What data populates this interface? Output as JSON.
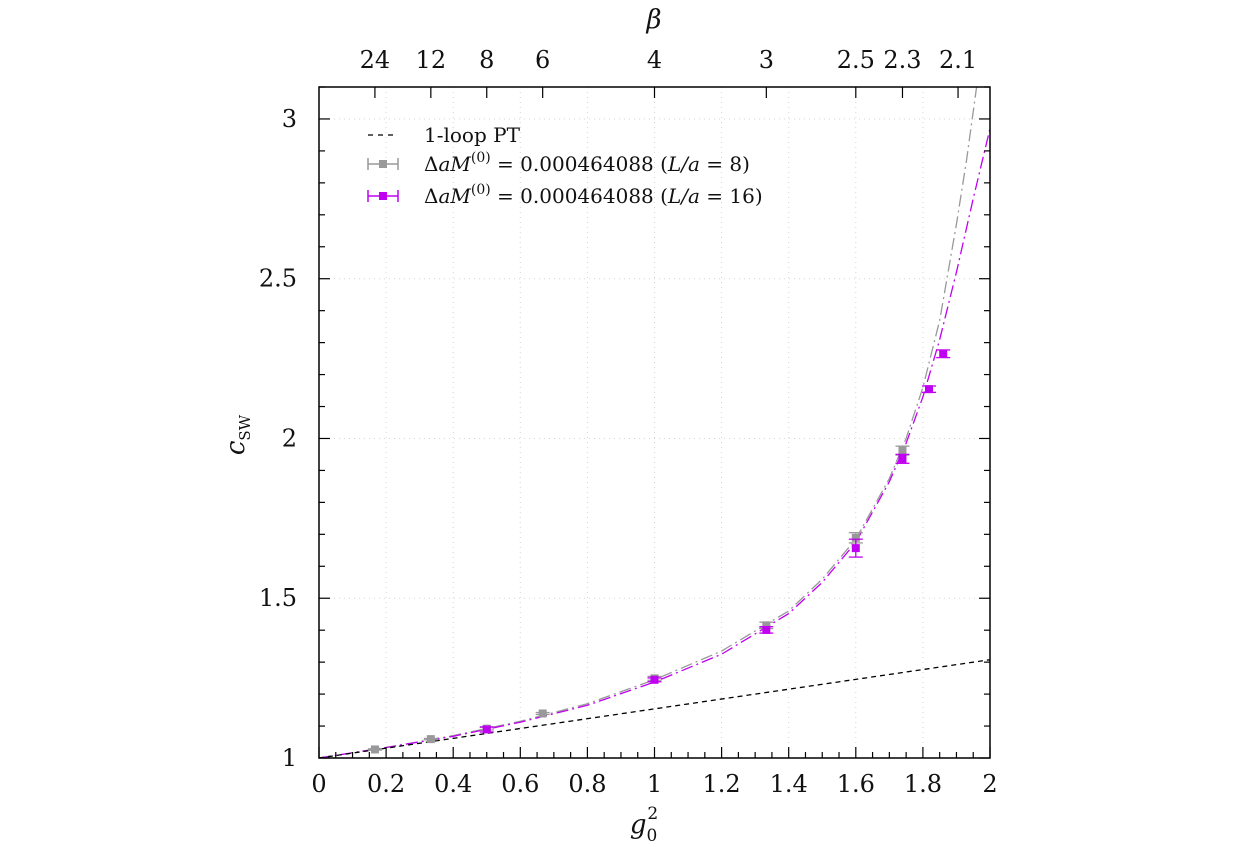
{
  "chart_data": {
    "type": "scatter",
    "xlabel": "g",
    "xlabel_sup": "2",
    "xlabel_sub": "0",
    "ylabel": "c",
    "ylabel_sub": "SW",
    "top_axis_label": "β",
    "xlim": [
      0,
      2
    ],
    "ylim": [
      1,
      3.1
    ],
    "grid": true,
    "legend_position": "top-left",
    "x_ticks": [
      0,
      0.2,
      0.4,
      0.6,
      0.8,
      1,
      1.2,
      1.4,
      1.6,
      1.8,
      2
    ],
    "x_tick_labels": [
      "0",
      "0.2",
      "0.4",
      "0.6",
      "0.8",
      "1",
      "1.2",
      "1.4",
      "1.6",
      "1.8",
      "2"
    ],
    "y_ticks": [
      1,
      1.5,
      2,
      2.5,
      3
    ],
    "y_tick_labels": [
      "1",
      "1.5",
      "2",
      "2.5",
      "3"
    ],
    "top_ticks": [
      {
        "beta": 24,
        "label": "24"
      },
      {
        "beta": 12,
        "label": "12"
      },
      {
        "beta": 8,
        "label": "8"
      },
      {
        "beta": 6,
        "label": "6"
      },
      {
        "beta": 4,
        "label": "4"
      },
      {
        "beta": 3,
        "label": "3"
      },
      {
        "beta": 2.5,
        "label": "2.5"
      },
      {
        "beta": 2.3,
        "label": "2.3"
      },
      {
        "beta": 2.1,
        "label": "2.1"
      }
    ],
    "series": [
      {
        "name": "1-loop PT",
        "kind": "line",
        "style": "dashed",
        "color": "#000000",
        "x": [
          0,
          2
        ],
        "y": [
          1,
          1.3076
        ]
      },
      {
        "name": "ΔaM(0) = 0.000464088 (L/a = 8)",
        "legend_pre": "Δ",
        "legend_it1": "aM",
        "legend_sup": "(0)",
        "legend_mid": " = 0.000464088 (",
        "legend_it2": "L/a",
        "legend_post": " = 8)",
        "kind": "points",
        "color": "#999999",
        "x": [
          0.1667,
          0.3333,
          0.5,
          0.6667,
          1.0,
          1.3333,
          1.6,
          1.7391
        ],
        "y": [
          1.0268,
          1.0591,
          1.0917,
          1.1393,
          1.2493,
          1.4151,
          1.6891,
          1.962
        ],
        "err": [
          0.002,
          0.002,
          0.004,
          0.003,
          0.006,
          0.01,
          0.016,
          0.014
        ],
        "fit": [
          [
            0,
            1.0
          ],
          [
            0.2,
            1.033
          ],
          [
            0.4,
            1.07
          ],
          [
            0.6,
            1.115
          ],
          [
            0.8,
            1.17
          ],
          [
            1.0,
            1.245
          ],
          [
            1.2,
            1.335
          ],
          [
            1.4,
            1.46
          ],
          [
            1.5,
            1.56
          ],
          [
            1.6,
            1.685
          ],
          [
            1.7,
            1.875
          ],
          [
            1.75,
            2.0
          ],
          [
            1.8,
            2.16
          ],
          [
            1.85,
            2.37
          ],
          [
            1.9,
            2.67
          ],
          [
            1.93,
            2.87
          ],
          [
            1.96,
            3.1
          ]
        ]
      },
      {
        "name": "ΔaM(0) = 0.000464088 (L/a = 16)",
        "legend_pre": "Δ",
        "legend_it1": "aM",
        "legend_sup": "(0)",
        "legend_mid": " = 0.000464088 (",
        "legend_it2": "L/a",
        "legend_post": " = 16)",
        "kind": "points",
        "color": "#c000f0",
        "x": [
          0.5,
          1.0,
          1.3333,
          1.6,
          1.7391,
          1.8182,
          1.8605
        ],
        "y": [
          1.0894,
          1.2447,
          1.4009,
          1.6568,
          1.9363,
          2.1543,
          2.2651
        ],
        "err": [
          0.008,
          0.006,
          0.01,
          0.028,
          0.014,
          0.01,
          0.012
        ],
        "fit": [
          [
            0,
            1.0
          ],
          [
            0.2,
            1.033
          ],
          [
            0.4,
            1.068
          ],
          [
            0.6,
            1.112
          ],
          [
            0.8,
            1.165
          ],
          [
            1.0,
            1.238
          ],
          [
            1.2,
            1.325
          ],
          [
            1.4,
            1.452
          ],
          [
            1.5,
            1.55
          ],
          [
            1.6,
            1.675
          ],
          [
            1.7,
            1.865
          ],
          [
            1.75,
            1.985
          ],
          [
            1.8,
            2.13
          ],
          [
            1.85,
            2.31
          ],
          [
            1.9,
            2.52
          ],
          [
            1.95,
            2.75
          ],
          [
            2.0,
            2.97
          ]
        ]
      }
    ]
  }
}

◆ **Your objective**
Repeat the preceding records precisely, and leave every picture out of the copy.

◆ **Response to the exercise**
What data populates this interface? Output as JSON.
{
  "chart_data": {
    "type": "scatter",
    "xlabel": "g",
    "xlabel_sup": "2",
    "xlabel_sub": "0",
    "ylabel": "c",
    "ylabel_sub": "SW",
    "top_axis_label": "β",
    "xlim": [
      0,
      2
    ],
    "ylim": [
      1,
      3.1
    ],
    "grid": true,
    "legend_position": "top-left",
    "x_ticks": [
      0,
      0.2,
      0.4,
      0.6,
      0.8,
      1,
      1.2,
      1.4,
      1.6,
      1.8,
      2
    ],
    "x_tick_labels": [
      "0",
      "0.2",
      "0.4",
      "0.6",
      "0.8",
      "1",
      "1.2",
      "1.4",
      "1.6",
      "1.8",
      "2"
    ],
    "y_ticks": [
      1,
      1.5,
      2,
      2.5,
      3
    ],
    "y_tick_labels": [
      "1",
      "1.5",
      "2",
      "2.5",
      "3"
    ],
    "top_ticks": [
      {
        "beta": 24,
        "label": "24"
      },
      {
        "beta": 12,
        "label": "12"
      },
      {
        "beta": 8,
        "label": "8"
      },
      {
        "beta": 6,
        "label": "6"
      },
      {
        "beta": 4,
        "label": "4"
      },
      {
        "beta": 3,
        "label": "3"
      },
      {
        "beta": 2.5,
        "label": "2.5"
      },
      {
        "beta": 2.3,
        "label": "2.3"
      },
      {
        "beta": 2.1,
        "label": "2.1"
      }
    ],
    "series": [
      {
        "name": "1-loop PT",
        "kind": "line",
        "style": "dashed",
        "color": "#000000",
        "x": [
          0,
          2
        ],
        "y": [
          1,
          1.3076
        ]
      },
      {
        "name": "ΔaM(0) = 0.000464088 (L/a = 8)",
        "legend_pre": "Δ",
        "legend_it1": "aM",
        "legend_sup": "(0)",
        "legend_mid": " = 0.000464088 (",
        "legend_it2": "L/a",
        "legend_post": " = 8)",
        "kind": "points",
        "color": "#999999",
        "x": [
          0.1667,
          0.3333,
          0.5,
          0.6667,
          1.0,
          1.3333,
          1.6,
          1.7391
        ],
        "y": [
          1.0268,
          1.0591,
          1.0917,
          1.1393,
          1.2493,
          1.4151,
          1.6891,
          1.962
        ],
        "err": [
          0.002,
          0.002,
          0.004,
          0.003,
          0.006,
          0.01,
          0.016,
          0.014
        ],
        "fit": [
          [
            0,
            1.0
          ],
          [
            0.2,
            1.033
          ],
          [
            0.4,
            1.07
          ],
          [
            0.6,
            1.115
          ],
          [
            0.8,
            1.17
          ],
          [
            1.0,
            1.245
          ],
          [
            1.2,
            1.335
          ],
          [
            1.4,
            1.46
          ],
          [
            1.5,
            1.56
          ],
          [
            1.6,
            1.685
          ],
          [
            1.7,
            1.875
          ],
          [
            1.75,
            2.0
          ],
          [
            1.8,
            2.16
          ],
          [
            1.85,
            2.37
          ],
          [
            1.9,
            2.67
          ],
          [
            1.93,
            2.87
          ],
          [
            1.96,
            3.1
          ]
        ]
      },
      {
        "name": "ΔaM(0) = 0.000464088 (L/a = 16)",
        "legend_pre": "Δ",
        "legend_it1": "aM",
        "legend_sup": "(0)",
        "legend_mid": " = 0.000464088 (",
        "legend_it2": "L/a",
        "legend_post": " = 16)",
        "kind": "points",
        "color": "#c000f0",
        "x": [
          0.5,
          1.0,
          1.3333,
          1.6,
          1.7391,
          1.8182,
          1.8605
        ],
        "y": [
          1.0894,
          1.2447,
          1.4009,
          1.6568,
          1.9363,
          2.1543,
          2.2651
        ],
        "err": [
          0.008,
          0.006,
          0.01,
          0.028,
          0.014,
          0.01,
          0.012
        ],
        "fit": [
          [
            0,
            1.0
          ],
          [
            0.2,
            1.033
          ],
          [
            0.4,
            1.068
          ],
          [
            0.6,
            1.112
          ],
          [
            0.8,
            1.165
          ],
          [
            1.0,
            1.238
          ],
          [
            1.2,
            1.325
          ],
          [
            1.4,
            1.452
          ],
          [
            1.5,
            1.55
          ],
          [
            1.6,
            1.675
          ],
          [
            1.7,
            1.865
          ],
          [
            1.75,
            1.985
          ],
          [
            1.8,
            2.13
          ],
          [
            1.85,
            2.31
          ],
          [
            1.9,
            2.52
          ],
          [
            1.95,
            2.75
          ],
          [
            2.0,
            2.97
          ]
        ]
      }
    ]
  }
}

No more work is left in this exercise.